What’s happened: Foreign Minister Yair Lapid spoke yesterday with US Secretary of State Antony Blinken. Lapid explained Israeli efforts to calm the violence on the Temple Mount, whilst ensuring freedom of worship for all religions in Jerusalem.

  • Lapid spoke of Israel’s “considered and responsible” efforts in the face of riots by hundreds of Muslim extremists and “the false news spread by extremists who incite fire and violence instead of bringing calm”.
  • In parallel, President Isaac Herzog spoke with Turkish President Recep Tayyip Erdogan. Herzog reassured Erdogan that Israel is protecting everyone’s freedom of worship in Jerusalem, “despite provocations”.
  • In Jordan and the UAE, Israeli diplomats were summoned for meetings at the respective foreign ministries.
  • Jordan’s Prime Minister Bisher Al-Khasawneh’s spoke out harshly saying, “I salute every Palestinian and every official in the Waqf who hurls stones at the Zionists”.

---------------

Work to do
1) Rewrite the paragraph of the news excerpt that begins "What’s happened: Foreign Minister Yair Lapid" in a shorter form, keeping its main facts.
2) Extend the news excerpt with a few sentences that pick up after its final line.

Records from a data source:

---------------

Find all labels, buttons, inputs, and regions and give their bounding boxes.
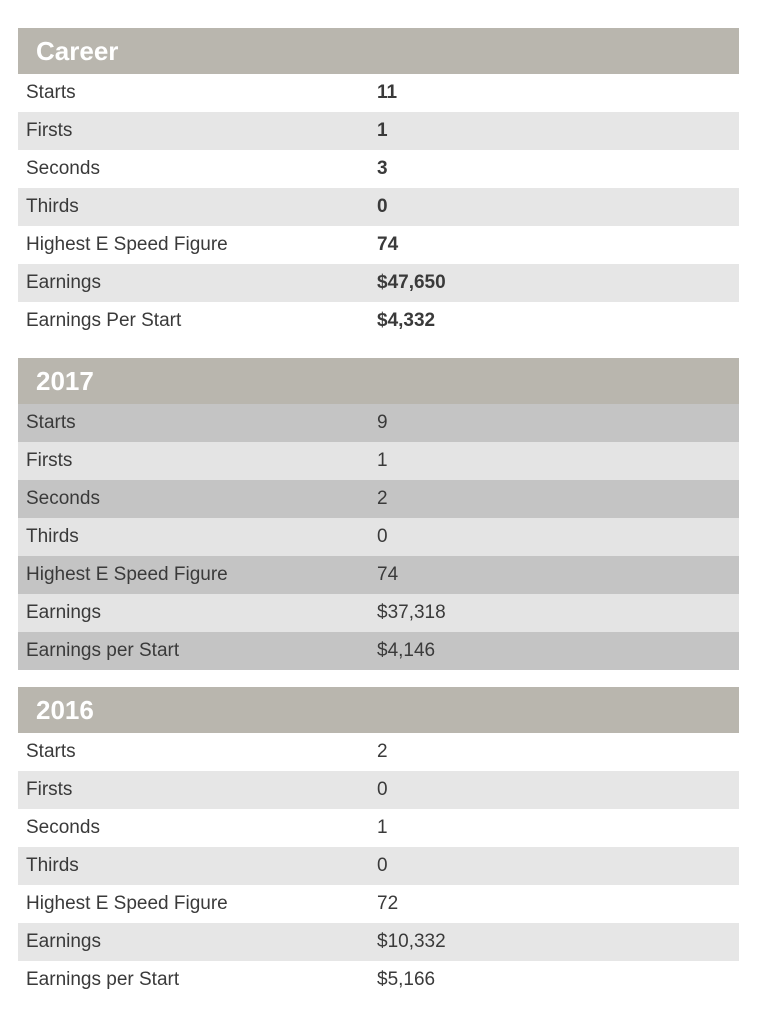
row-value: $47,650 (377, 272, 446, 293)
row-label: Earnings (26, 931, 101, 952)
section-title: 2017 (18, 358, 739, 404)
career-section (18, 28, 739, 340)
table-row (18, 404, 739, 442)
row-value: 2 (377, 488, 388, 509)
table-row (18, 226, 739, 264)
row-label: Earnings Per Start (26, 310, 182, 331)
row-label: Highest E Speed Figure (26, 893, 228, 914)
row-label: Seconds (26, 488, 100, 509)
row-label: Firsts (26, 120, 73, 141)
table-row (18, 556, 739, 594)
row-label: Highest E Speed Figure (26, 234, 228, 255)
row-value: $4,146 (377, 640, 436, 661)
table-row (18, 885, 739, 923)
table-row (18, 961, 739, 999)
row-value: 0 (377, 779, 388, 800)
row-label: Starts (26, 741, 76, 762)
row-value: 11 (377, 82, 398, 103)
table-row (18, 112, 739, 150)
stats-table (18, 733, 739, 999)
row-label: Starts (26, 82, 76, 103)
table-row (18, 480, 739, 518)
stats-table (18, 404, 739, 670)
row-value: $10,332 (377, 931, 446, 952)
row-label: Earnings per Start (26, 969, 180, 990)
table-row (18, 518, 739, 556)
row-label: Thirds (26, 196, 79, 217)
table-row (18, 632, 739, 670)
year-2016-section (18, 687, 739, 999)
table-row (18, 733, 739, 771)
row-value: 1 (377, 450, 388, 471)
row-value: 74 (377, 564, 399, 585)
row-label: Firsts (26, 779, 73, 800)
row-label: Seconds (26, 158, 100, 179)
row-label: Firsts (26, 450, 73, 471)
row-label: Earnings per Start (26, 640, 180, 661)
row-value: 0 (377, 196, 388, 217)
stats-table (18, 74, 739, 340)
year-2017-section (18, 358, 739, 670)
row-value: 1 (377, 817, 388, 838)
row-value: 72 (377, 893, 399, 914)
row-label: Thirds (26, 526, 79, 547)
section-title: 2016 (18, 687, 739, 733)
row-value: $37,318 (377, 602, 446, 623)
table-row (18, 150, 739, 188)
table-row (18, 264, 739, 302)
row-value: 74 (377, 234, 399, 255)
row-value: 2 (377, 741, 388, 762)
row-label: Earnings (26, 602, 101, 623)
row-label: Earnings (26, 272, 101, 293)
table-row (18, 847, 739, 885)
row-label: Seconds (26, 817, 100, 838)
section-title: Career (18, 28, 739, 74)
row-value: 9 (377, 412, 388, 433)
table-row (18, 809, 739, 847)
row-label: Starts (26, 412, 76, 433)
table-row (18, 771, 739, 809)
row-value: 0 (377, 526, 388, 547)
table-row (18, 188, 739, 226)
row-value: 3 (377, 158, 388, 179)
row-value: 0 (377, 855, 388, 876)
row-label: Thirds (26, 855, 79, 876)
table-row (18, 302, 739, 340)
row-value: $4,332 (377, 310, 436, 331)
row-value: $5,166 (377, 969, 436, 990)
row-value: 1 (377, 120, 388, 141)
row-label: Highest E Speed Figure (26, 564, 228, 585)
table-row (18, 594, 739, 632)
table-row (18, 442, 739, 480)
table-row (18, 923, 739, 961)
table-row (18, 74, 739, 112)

---------------

Answers per task
1) Yesterday, Israeli Foreign Minister Yair Lapid told US Secretary of State Antony Blinken about Israel's efforts to calm the violence on the Temple Mount while keeping freedom of worship for all religions in Jerusalem.

2)
  • The UN Security Council met last night for private closed door meeting to discuss the violence in Jerusalem.
  • The UN Special Coordinator for the Middle East Peace Process, Tor Wennesland, avoided the blame game, saying: “All efforts to lower tensions should be encouraged, while provocations, spreading of misinformation and incitement to violence should be categorically rejected. Leaders on all sides have a responsibility to reduce tensions, create the conditions for calm and ensure the status quo at the Holy Sites is protected.”

Diplomatic context: In the past President Erdogan has harshly criticised Israel and sided with Hamas. Erdogan’s current position is almost a complete reversal, far friendlier towards Israel.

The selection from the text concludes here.